▸ Extracted text
-- START --
Reputation: 1
This is what my simplified dataframe looks like -
App IsNewSession
Word TRUE
Excel FALSE
Chrome TRUE
Notepad FALSE
Chrome FALSE
Notepad FALSE
Excel TRUE
Chrome FALSE
I need to create a new column called SessionNumber. Each time IsNewSession = TRUE, the session number should be the previous row's session number + 1. Otherwise, it just retains the same session number as the previous row.
Desired data frame -
App IsNewSession SessionNumber
Word TRUE 1
Excel FALSE 1
Chrome TRUE 2
Notepad FALSE 2
Chrome FALSE 2
Notepad FALSE 2
Excel TRUE 3
Chrome FALSE 3
I can do this using a for loop but my dataframe is pretty large (250K rows) and it takes a really long time.
I tried using mutate like this, but that doesn't work either. df$SessionNumber = 1
library(dplyr)
df <- df %>%
mutate(SessionNumber = ifelse(IsNewSession, lag(SessionNumber) + 1, lag(SessionNumber)))
What is a good performant way to do this in R?
Thanks!
Upvotes: 0
Views: 338
Reputation: 1364
The question in the comment doesn't work if the first value is FALSE
.
df$SessionNumber <- cumsum(df$IsNewSession) + as.numeric(!df$SessionNumber[1])
Upvotes: 1
-- END --
▸ Data listing
-- START --
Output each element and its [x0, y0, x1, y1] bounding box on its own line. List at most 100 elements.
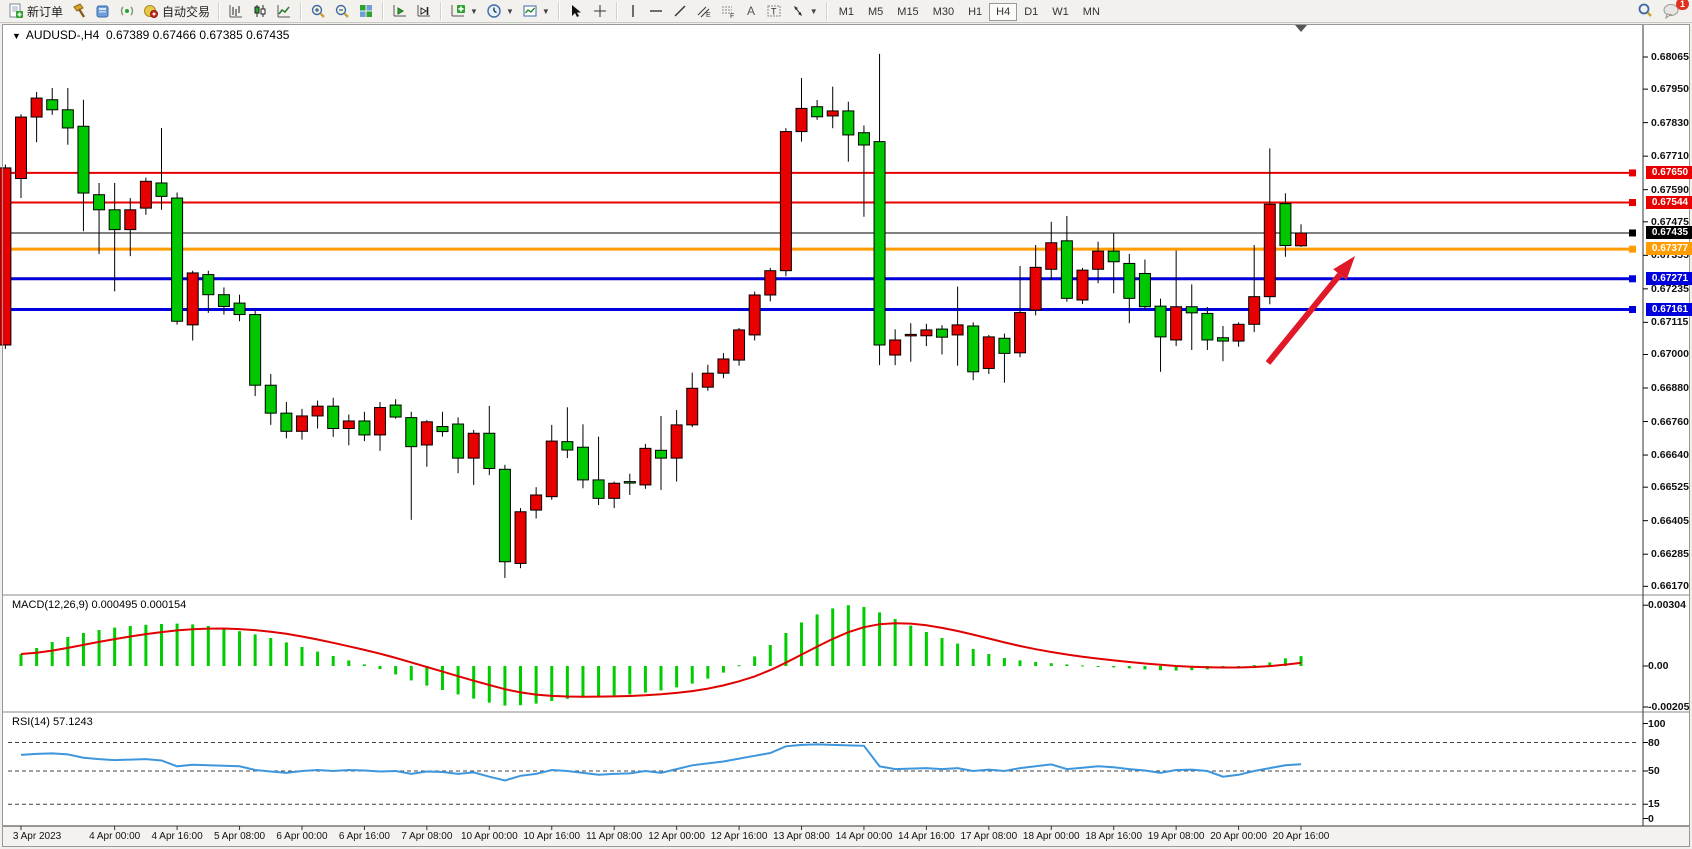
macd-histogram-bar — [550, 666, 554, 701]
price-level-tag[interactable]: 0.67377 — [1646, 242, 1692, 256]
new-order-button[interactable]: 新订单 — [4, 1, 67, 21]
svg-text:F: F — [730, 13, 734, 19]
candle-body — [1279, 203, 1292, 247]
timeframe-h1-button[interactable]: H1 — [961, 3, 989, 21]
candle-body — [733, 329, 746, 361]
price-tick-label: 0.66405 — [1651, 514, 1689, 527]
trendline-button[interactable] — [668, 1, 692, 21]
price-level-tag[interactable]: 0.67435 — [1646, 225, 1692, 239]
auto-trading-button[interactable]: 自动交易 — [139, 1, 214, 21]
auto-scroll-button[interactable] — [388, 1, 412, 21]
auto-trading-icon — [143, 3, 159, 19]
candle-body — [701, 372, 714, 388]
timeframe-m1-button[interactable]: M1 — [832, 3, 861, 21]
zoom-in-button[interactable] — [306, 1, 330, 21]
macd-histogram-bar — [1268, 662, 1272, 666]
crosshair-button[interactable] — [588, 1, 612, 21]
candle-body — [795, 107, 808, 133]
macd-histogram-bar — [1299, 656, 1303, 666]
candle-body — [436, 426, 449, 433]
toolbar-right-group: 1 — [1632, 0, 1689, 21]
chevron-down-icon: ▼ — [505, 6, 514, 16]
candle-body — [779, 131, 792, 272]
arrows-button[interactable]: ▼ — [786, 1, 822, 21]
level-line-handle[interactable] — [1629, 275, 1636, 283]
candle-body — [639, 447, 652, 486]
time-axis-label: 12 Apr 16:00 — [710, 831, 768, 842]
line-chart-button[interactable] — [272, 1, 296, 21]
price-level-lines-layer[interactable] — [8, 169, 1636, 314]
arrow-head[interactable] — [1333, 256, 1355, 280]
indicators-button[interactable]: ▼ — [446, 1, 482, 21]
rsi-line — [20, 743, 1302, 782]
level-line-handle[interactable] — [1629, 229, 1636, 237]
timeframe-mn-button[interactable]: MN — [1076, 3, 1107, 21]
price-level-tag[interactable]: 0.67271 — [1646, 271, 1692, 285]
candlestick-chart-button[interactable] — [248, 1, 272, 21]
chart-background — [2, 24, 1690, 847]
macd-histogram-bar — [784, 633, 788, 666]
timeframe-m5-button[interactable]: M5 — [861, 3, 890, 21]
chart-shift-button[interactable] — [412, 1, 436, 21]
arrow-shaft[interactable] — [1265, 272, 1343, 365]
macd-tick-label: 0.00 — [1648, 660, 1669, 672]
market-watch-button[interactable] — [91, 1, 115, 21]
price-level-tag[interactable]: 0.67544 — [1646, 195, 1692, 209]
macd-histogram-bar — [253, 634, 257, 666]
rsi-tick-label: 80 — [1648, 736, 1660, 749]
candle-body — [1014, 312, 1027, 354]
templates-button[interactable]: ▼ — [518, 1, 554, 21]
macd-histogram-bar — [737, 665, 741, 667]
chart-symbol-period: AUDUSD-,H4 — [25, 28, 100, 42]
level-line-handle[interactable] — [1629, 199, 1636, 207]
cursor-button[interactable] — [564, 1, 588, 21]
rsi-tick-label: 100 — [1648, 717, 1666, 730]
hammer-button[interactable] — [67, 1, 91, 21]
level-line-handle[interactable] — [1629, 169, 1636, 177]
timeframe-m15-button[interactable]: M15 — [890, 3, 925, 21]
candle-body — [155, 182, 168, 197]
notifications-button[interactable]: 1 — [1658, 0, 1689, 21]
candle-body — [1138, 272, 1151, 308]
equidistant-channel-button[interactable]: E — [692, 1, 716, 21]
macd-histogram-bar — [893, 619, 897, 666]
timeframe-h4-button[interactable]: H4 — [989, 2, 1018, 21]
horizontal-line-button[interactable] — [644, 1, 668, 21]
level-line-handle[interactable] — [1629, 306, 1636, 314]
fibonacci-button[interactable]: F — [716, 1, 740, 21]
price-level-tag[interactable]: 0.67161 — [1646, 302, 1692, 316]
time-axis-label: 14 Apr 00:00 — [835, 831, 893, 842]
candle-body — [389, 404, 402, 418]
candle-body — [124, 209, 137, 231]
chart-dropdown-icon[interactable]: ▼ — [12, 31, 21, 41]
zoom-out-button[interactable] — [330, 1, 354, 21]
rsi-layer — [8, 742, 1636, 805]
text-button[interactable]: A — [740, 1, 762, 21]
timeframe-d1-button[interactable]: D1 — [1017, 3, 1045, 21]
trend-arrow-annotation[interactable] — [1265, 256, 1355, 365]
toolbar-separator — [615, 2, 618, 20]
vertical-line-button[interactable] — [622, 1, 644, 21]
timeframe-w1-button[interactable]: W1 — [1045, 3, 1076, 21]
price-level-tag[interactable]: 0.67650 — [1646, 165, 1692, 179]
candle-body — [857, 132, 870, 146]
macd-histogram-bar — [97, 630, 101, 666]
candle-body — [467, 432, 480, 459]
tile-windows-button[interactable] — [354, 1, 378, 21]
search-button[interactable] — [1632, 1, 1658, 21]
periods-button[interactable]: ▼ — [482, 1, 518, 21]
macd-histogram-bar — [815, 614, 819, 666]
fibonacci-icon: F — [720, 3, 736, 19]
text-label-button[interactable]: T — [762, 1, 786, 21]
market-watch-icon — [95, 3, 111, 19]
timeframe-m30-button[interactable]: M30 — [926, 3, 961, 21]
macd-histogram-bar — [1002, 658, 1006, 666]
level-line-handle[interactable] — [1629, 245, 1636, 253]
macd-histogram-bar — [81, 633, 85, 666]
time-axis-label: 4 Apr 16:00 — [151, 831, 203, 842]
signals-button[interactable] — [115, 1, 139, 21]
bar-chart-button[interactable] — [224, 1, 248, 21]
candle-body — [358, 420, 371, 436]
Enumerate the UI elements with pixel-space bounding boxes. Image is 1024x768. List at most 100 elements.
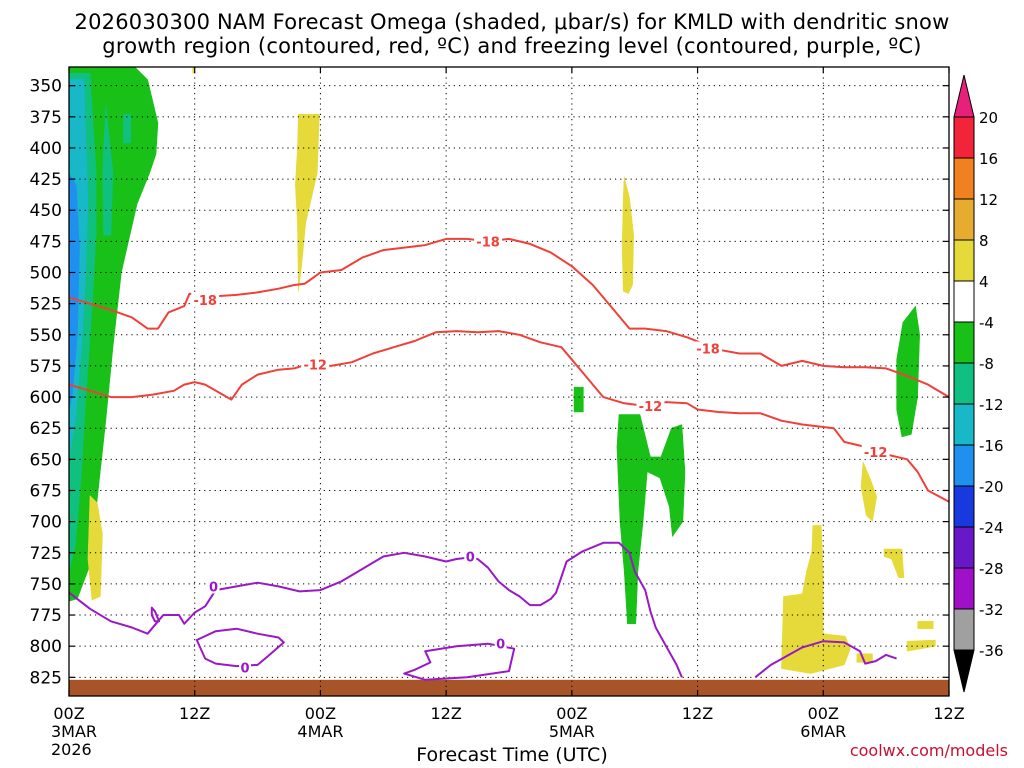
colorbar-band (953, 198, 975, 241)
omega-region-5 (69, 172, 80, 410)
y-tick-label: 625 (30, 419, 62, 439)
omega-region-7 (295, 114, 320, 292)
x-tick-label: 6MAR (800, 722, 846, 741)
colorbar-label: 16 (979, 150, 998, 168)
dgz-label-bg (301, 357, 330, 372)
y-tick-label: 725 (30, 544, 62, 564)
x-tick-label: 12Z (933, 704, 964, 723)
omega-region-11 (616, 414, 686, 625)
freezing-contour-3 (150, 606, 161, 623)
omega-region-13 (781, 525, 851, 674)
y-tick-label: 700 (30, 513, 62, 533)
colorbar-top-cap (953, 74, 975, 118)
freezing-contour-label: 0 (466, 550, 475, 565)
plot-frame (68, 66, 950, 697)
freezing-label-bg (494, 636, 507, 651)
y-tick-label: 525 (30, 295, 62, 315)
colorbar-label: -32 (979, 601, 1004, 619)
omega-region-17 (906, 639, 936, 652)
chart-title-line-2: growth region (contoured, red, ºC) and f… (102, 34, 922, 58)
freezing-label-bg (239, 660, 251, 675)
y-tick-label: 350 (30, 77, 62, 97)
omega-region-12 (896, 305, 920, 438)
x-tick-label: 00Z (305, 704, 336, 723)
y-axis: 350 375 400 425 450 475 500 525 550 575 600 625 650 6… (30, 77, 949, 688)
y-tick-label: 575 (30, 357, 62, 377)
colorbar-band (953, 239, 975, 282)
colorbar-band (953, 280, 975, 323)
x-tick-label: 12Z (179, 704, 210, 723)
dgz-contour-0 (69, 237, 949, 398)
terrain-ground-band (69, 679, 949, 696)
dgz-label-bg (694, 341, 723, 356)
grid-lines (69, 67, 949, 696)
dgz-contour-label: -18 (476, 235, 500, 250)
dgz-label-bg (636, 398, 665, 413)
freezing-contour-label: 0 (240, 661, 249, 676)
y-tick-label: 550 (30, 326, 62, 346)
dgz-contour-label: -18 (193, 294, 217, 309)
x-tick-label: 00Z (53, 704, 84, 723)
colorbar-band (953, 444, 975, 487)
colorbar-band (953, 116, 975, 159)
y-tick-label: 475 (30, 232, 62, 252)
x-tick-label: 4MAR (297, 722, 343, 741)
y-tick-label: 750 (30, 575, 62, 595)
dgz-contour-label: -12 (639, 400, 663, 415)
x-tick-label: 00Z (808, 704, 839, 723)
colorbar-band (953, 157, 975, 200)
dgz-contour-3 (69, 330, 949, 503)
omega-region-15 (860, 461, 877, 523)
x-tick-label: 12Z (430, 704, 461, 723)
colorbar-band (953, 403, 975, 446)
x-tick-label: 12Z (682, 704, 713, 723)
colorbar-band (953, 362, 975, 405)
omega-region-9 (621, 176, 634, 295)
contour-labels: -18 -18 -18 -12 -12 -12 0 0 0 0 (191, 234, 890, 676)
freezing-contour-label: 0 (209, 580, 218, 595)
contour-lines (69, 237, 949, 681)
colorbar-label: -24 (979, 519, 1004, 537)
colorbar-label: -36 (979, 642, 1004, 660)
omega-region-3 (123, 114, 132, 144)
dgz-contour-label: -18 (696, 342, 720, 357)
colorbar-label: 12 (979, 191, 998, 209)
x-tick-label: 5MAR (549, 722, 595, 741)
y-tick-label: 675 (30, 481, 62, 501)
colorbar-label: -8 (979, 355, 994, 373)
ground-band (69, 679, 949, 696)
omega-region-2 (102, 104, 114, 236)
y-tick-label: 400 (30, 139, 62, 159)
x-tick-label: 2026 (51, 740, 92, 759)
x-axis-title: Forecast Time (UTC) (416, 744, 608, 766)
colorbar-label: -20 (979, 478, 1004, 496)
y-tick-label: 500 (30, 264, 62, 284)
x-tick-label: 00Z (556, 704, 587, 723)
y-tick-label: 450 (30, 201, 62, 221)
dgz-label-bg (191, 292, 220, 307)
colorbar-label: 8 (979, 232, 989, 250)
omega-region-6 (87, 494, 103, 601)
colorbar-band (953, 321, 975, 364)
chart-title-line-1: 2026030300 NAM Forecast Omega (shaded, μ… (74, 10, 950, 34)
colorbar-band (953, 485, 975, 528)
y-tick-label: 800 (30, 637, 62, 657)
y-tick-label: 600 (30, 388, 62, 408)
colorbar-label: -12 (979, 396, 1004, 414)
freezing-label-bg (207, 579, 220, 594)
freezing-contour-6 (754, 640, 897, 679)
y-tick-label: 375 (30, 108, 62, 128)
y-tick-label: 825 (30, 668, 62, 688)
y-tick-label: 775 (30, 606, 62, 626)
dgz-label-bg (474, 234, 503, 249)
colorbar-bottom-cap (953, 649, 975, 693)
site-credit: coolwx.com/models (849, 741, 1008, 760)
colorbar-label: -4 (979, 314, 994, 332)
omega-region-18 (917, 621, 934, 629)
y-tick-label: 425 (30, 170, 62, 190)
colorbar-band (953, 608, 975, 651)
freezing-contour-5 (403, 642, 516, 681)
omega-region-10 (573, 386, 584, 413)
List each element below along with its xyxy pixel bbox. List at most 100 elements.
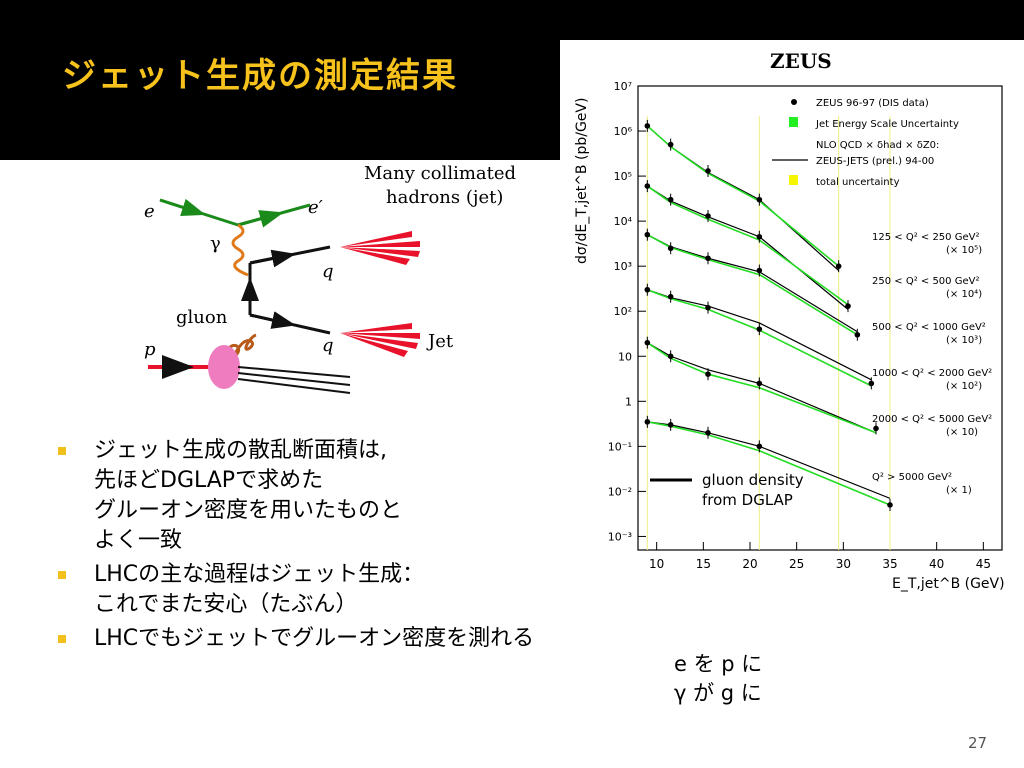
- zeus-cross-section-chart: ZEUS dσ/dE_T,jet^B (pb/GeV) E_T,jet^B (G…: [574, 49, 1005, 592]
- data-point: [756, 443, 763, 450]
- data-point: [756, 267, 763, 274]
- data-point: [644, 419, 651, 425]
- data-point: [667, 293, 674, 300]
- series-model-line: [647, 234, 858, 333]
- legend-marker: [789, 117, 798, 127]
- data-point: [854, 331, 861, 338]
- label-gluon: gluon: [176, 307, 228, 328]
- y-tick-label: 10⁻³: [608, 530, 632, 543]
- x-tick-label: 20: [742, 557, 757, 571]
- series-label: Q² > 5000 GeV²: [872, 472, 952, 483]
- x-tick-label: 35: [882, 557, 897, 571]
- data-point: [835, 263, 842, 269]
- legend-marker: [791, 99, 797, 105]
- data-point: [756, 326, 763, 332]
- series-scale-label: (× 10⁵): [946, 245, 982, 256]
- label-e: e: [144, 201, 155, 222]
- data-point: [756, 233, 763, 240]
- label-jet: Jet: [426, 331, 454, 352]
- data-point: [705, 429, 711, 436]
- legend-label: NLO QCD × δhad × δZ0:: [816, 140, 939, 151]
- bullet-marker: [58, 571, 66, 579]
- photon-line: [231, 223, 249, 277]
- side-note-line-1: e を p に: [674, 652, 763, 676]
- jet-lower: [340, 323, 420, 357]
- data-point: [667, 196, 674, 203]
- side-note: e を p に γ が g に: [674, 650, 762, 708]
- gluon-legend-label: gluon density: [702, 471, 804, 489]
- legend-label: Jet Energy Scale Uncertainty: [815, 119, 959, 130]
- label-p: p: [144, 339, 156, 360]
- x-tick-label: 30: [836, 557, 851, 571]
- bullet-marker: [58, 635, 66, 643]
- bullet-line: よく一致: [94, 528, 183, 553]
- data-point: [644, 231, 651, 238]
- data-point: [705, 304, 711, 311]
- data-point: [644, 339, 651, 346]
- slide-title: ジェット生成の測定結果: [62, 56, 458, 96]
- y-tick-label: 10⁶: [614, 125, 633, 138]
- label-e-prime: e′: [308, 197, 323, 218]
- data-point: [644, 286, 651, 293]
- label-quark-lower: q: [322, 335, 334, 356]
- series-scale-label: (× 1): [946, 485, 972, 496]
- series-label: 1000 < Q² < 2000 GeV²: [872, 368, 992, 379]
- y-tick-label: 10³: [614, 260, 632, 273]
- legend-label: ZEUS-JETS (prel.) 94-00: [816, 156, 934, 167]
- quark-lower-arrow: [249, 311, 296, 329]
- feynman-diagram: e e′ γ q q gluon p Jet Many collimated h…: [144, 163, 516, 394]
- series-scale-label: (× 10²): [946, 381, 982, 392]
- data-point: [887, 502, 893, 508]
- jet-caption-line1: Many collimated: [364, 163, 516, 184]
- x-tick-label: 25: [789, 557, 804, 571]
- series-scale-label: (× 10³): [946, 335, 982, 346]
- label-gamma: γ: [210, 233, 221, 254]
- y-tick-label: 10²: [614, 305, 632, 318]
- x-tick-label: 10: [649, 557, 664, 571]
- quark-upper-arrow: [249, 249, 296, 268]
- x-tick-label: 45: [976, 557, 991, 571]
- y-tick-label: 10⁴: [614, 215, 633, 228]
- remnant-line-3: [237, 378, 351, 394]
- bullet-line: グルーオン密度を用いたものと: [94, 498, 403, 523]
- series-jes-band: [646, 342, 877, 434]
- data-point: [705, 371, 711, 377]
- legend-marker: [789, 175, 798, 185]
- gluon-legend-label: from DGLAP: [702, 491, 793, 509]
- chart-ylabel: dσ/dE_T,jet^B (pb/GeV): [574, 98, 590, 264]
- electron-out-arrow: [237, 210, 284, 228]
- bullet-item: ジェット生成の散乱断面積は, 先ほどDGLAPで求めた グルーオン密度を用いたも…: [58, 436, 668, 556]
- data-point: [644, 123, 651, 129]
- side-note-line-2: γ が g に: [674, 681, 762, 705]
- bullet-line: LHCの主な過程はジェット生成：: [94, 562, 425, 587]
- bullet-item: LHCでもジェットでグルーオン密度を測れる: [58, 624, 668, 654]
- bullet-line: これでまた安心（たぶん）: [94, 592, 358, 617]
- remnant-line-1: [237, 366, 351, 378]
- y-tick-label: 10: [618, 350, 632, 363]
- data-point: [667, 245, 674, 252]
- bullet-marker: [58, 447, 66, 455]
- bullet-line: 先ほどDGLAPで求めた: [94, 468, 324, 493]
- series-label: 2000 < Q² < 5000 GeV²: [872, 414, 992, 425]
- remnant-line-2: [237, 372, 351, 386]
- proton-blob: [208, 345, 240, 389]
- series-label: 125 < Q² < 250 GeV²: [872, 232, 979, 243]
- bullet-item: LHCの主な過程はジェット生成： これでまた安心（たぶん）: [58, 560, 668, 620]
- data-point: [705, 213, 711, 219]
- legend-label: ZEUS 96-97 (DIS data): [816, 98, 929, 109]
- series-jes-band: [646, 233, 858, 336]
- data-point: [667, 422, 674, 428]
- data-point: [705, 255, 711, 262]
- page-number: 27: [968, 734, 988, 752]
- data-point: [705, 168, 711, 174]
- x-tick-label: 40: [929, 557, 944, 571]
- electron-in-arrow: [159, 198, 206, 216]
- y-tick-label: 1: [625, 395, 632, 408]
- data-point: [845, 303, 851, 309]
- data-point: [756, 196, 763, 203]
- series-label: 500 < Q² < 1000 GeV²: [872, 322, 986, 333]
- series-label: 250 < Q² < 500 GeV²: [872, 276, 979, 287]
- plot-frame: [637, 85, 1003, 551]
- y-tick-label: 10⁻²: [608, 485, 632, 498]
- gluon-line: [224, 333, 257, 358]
-- END --
▸ Task directions
Answer these questions about the forum thread on numbering sessions in R:
(a) How many rows does the asker say the dataframe has?
(b) In the desired data frame, what SessionNumber does the second Excel row receive?
(c) According to the reply, in what case does the approach from the comment fail?

▸ Result of the task
(a) About 250K rows.
(b) 3.
(c) It fails if the first value is FALSE.